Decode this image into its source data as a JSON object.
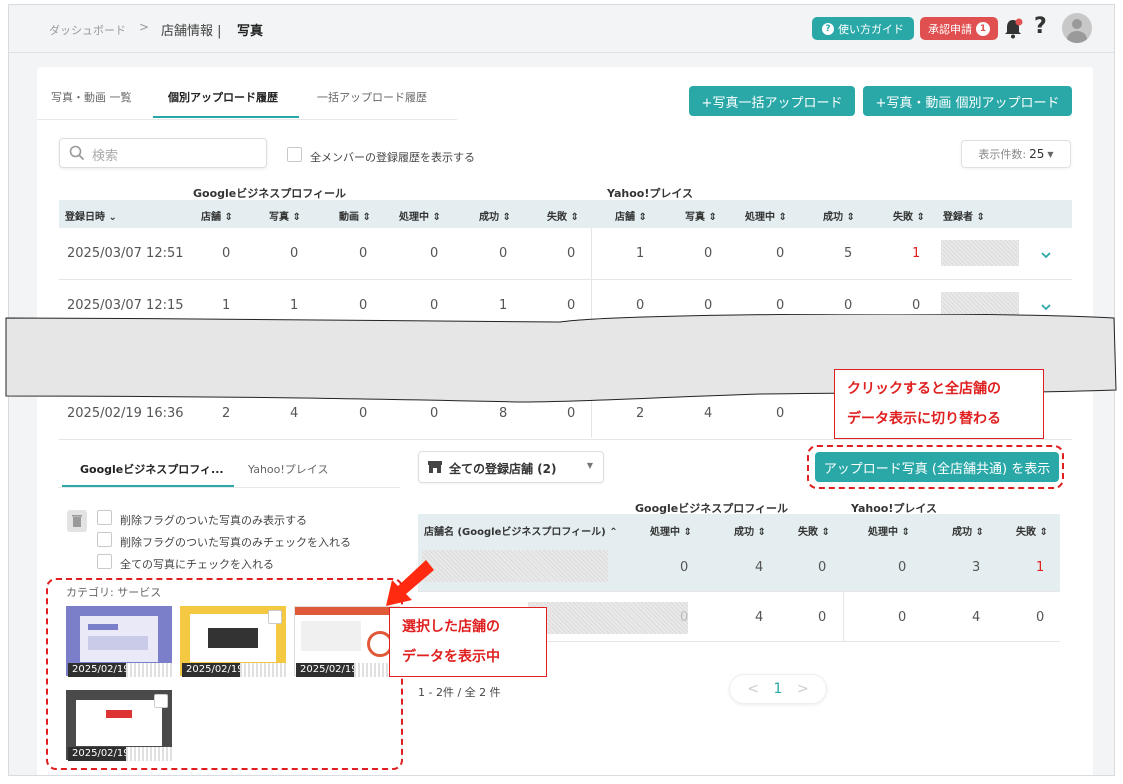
{
  "header": {
    "breadcrumb_home": "ダッシュボード",
    "breadcrumb_sep": ">",
    "breadcrumb_section": "店舗情報 |",
    "breadcrumb_current": "写真",
    "guide_label": "使い方ガイド",
    "approve_label": "承認申請",
    "approve_count": "1",
    "help_label": "?"
  },
  "tabs": [
    "写真・動画 一覧",
    "個別アップロード履歴",
    "一括アップロード履歴"
  ],
  "actions": {
    "bulk_upload": "+写真一括アップロード",
    "single_upload": "+写真・動画 個別アップロード"
  },
  "filters": {
    "search_placeholder": "検索",
    "show_all_members": "全メンバーの登録履歴を表示する",
    "per_page_label": "表示件数:",
    "per_page_value": "25"
  },
  "history_table": {
    "group_google": "Googleビジネスプロフィール",
    "group_yahoo": "Yahoo!プレイス",
    "col_date": "登録日時",
    "columns": [
      "店舗",
      "写真",
      "動画",
      "処理中",
      "成功",
      "失敗",
      "店舗",
      "写真",
      "処理中",
      "成功",
      "失敗",
      "登録者"
    ],
    "rows": [
      {
        "date": "2025/03/07 12:51",
        "values": [
          "0",
          "0",
          "0",
          "0",
          "0",
          "0",
          "1",
          "0",
          "0",
          "5",
          "1"
        ]
      },
      {
        "date": "2025/03/07 12:15",
        "values": [
          "1",
          "1",
          "0",
          "0",
          "1",
          "0",
          "0",
          "0",
          "0",
          "0",
          "0"
        ]
      },
      {
        "date": "2025/02/19 16:36",
        "values": [
          "2",
          "4",
          "0",
          "0",
          "8",
          "0",
          "2",
          "4",
          "0"
        ]
      }
    ]
  },
  "detail": {
    "tab_google": "Googleビジネスプロフィ...",
    "tab_yahoo": "Yahoo!プレイス",
    "opt_deleted_only": "削除フラグのついた写真のみ表示する",
    "opt_check_deleted": "削除フラグのついた写真のみチェックを入れる",
    "opt_check_all": "全ての写真にチェックを入れる",
    "category": "カテゴリ: サービス",
    "thumb_dates": [
      "2025/02/19",
      "2025/02/19",
      "2025/02/19",
      "2025/02/19"
    ],
    "store_select": "全ての登録店舗 (2)",
    "show_all_button": "アップロード写真 (全店舗共通) を表示",
    "group_google": "Googleビジネスプロフィール",
    "group_yahoo": "Yahoo!プレイス",
    "col_store": "店舗名 (Googleビジネスプロフィール)",
    "columns": [
      "処理中",
      "成功",
      "失敗",
      "処理中",
      "成功",
      "失敗"
    ],
    "rows": [
      {
        "values": [
          "0",
          "4",
          "0",
          "0",
          "3",
          "1"
        ]
      },
      {
        "values": [
          "0",
          "4",
          "0",
          "0",
          "4",
          "0"
        ]
      }
    ],
    "count_text": "1 - 2件 / 全 2 件",
    "page_prev": "<",
    "page_current": "1",
    "page_next": ">"
  },
  "annotations": {
    "note_toggle_line1": "クリックすると全店舗の",
    "note_toggle_line2": "データ表示に切り替わる",
    "note_selected_line1": "選択した店舗の",
    "note_selected_line2": "データを表示中"
  },
  "colors": {
    "accent": "#2aa8a8",
    "danger": "#e05050",
    "annotation": "#e02020",
    "header_row_bg": "#e4eef0"
  }
}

####

> [STATED PROBLEM]:
Give every line back word for word and leave the pictures out.

> [THE OUTPUT]:
Decode this image into its source data as a JSON object.
{
  "header": {
    "breadcrumb_home": "ダッシュボード",
    "breadcrumb_sep": ">",
    "breadcrumb_section": "店舗情報 |",
    "breadcrumb_current": "写真",
    "guide_label": "使い方ガイド",
    "approve_label": "承認申請",
    "approve_count": "1",
    "help_label": "?"
  },
  "tabs": [
    "写真・動画 一覧",
    "個別アップロード履歴",
    "一括アップロード履歴"
  ],
  "actions": {
    "bulk_upload": "+写真一括アップロード",
    "single_upload": "+写真・動画 個別アップロード"
  },
  "filters": {
    "search_placeholder": "検索",
    "show_all_members": "全メンバーの登録履歴を表示する",
    "per_page_label": "表示件数:",
    "per_page_value": "25"
  },
  "history_table": {
    "group_google": "Googleビジネスプロフィール",
    "group_yahoo": "Yahoo!プレイス",
    "col_date": "登録日時",
    "columns": [
      "店舗",
      "写真",
      "動画",
      "処理中",
      "成功",
      "失敗",
      "店舗",
      "写真",
      "処理中",
      "成功",
      "失敗",
      "登録者"
    ],
    "rows": [
      {
        "date": "2025/03/07 12:51",
        "values": [
          "0",
          "0",
          "0",
          "0",
          "0",
          "0",
          "1",
          "0",
          "0",
          "5",
          "1"
        ]
      },
      {
        "date": "2025/03/07 12:15",
        "values": [
          "1",
          "1",
          "0",
          "0",
          "1",
          "0",
          "0",
          "0",
          "0",
          "0",
          "0"
        ]
      },
      {
        "date": "2025/02/19 16:36",
        "values": [
          "2",
          "4",
          "0",
          "0",
          "8",
          "0",
          "2",
          "4",
          "0"
        ]
      }
    ]
  },
  "detail": {
    "tab_google": "Googleビジネスプロフィ...",
    "tab_yahoo": "Yahoo!プレイス",
    "opt_deleted_only": "削除フラグのついた写真のみ表示する",
    "opt_check_deleted": "削除フラグのついた写真のみチェックを入れる",
    "opt_check_all": "全ての写真にチェックを入れる",
    "category": "カテゴリ: サービス",
    "thumb_dates": [
      "2025/02/19",
      "2025/02/19",
      "2025/02/19",
      "2025/02/19"
    ],
    "store_select": "全ての登録店舗 (2)",
    "show_all_button": "アップロード写真 (全店舗共通) を表示",
    "group_google": "Googleビジネスプロフィール",
    "group_yahoo": "Yahoo!プレイス",
    "col_store": "店舗名 (Googleビジネスプロフィール)",
    "columns": [
      "処理中",
      "成功",
      "失敗",
      "処理中",
      "成功",
      "失敗"
    ],
    "rows": [
      {
        "values": [
          "0",
          "4",
          "0",
          "0",
          "3",
          "1"
        ]
      },
      {
        "values": [
          "0",
          "4",
          "0",
          "0",
          "4",
          "0"
        ]
      }
    ],
    "count_text": "1 - 2件 / 全 2 件",
    "page_prev": "<",
    "page_current": "1",
    "page_next": ">"
  },
  "annotations": {
    "note_toggle_line1": "クリックすると全店舗の",
    "note_toggle_line2": "データ表示に切り替わる",
    "note_selected_line1": "選択した店舗の",
    "note_selected_line2": "データを表示中"
  },
  "colors": {
    "accent": "#2aa8a8",
    "danger": "#e05050",
    "annotation": "#e02020",
    "header_row_bg": "#e4eef0"
  }
}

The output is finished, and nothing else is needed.